--- Start DATASET EXTRACT ---

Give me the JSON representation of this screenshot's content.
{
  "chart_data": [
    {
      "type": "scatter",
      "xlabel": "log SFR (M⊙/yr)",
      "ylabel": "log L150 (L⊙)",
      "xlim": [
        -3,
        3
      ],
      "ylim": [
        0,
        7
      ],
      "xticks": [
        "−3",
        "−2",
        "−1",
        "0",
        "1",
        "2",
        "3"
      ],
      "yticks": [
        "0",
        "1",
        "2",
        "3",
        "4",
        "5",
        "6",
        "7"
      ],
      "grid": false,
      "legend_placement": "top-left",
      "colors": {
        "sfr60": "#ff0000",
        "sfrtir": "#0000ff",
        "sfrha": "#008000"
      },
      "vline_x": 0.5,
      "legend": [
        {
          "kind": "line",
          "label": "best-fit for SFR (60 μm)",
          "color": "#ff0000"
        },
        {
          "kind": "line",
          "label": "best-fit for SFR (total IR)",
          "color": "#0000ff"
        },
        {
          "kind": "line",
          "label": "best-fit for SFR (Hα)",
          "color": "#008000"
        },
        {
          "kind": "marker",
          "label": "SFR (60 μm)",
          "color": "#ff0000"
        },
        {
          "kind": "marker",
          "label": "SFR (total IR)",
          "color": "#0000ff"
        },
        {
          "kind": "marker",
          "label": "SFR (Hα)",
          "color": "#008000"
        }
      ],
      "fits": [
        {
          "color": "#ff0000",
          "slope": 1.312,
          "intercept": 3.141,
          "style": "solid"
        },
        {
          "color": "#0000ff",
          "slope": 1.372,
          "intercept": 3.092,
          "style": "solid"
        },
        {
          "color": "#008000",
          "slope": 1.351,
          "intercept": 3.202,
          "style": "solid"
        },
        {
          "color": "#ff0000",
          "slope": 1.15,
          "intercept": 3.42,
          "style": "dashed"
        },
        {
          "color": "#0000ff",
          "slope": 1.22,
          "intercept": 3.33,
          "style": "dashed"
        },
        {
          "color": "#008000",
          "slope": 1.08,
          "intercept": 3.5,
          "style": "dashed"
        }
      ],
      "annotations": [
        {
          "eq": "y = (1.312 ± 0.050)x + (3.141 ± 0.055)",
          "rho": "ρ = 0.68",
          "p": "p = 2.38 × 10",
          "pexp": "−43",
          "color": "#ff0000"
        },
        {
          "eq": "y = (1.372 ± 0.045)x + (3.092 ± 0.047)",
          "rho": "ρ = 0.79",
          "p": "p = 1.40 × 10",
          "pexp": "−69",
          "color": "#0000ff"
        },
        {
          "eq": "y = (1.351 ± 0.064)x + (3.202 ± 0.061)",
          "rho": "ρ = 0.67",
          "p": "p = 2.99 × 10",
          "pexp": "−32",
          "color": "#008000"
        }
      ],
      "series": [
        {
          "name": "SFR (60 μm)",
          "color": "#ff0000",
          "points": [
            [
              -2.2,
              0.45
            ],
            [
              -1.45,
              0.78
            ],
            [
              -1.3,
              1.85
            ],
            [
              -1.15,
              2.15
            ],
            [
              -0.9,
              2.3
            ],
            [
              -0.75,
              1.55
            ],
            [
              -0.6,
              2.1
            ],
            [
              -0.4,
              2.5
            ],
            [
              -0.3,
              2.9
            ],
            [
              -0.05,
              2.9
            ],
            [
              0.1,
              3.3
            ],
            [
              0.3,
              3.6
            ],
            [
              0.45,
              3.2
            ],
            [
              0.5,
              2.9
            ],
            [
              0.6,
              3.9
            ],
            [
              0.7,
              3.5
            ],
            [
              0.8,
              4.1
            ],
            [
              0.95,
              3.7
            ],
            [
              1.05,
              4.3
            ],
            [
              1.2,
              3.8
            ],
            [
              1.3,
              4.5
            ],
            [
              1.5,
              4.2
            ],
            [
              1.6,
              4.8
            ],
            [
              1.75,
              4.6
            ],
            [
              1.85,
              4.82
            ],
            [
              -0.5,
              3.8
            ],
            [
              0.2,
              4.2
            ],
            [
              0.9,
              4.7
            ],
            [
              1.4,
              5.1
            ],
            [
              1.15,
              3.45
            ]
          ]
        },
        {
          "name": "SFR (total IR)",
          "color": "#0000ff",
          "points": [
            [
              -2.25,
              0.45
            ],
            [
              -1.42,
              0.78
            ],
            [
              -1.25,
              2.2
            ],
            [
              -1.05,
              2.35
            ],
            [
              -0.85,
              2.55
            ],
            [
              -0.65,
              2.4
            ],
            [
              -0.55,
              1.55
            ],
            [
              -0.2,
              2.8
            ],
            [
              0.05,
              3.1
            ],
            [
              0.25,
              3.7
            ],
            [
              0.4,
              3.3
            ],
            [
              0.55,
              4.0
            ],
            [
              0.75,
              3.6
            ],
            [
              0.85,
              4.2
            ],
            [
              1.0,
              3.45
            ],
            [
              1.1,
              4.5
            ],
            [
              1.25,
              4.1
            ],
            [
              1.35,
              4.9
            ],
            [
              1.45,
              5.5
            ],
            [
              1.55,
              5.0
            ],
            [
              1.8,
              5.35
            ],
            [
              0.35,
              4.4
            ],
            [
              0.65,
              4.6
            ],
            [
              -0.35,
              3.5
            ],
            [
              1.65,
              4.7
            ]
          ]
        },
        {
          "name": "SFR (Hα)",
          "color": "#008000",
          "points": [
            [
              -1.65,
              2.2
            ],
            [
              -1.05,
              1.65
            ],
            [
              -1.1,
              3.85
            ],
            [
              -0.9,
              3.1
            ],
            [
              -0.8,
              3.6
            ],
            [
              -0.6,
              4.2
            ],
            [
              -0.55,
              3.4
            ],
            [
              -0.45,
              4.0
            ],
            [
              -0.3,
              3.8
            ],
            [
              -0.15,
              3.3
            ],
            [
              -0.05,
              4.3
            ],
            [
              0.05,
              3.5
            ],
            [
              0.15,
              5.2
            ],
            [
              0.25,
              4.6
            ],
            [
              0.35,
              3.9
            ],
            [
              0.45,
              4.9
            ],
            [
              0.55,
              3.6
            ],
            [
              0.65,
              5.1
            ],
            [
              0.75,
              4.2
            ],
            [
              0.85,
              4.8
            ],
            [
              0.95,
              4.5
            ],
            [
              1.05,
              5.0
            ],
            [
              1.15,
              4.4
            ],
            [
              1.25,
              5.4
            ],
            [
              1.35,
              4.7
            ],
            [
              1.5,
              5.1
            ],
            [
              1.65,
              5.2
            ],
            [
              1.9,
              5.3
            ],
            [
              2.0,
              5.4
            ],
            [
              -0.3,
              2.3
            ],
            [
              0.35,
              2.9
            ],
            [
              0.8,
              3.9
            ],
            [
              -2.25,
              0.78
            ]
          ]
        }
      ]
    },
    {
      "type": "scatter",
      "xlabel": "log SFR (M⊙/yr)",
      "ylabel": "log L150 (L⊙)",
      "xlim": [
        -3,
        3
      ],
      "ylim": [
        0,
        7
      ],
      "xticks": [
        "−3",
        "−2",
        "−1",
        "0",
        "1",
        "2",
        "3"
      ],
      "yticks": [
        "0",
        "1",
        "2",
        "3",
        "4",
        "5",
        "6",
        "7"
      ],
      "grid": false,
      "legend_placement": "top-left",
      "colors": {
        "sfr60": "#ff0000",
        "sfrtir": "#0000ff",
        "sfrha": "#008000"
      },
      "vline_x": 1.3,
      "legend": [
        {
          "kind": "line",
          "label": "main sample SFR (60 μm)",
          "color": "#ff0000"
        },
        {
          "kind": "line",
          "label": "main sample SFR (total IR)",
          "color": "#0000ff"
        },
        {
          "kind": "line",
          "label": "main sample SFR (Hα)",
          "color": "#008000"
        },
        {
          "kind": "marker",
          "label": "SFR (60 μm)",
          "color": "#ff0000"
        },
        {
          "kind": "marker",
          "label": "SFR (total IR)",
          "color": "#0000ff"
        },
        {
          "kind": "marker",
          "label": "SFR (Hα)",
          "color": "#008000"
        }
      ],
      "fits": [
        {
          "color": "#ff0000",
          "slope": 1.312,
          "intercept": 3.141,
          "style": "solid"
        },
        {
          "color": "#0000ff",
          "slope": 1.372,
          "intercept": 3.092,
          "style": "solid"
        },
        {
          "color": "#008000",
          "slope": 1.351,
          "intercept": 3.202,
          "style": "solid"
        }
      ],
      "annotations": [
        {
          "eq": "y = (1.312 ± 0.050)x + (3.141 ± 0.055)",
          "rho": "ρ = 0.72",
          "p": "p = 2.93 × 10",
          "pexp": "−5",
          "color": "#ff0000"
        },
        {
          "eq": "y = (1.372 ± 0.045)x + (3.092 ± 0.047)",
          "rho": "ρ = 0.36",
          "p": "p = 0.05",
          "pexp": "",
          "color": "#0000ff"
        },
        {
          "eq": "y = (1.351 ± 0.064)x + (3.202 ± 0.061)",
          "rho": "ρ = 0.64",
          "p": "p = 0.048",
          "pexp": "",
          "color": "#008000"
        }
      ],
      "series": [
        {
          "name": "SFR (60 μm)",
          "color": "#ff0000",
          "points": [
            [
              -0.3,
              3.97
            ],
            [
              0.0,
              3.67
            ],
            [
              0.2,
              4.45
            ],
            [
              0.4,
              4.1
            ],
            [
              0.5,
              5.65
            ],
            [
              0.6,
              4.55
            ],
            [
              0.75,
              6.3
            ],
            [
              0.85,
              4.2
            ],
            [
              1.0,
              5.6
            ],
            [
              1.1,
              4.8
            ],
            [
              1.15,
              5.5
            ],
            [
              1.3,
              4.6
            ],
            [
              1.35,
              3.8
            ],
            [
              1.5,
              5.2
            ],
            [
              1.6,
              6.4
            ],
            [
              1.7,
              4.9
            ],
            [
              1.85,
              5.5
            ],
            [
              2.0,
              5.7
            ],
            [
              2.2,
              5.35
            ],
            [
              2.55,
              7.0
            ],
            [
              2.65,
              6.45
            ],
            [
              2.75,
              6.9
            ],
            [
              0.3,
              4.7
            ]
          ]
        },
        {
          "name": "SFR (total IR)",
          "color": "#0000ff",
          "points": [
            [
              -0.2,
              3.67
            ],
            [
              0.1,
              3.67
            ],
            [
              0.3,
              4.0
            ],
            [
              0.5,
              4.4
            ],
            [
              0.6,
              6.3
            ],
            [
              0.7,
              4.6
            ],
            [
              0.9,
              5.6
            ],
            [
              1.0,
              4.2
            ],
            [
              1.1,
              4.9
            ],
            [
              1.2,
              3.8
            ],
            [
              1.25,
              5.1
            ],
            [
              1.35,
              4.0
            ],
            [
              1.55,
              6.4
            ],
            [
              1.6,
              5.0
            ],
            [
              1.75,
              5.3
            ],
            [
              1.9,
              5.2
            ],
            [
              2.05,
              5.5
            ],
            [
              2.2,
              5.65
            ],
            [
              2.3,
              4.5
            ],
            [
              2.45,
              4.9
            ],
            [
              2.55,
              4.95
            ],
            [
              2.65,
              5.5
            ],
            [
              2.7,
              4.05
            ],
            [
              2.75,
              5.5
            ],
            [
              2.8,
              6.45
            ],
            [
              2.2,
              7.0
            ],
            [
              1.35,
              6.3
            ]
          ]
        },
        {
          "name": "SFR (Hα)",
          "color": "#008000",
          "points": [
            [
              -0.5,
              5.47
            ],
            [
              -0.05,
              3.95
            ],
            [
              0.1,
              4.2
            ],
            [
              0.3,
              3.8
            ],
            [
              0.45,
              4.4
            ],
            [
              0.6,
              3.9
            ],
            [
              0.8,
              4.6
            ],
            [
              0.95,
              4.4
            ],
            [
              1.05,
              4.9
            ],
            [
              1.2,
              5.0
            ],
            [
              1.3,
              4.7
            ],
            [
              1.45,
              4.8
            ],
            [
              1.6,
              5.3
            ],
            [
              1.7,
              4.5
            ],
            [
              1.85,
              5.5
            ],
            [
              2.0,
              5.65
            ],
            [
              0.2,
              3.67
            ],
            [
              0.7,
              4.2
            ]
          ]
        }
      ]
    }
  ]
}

--- End DATASET EXTRACT ---

TASK TO CARRY OUT.
State how many lines of the listing above include the word "main". Give nothing but the number.

EXERCISE SOLUTION.
3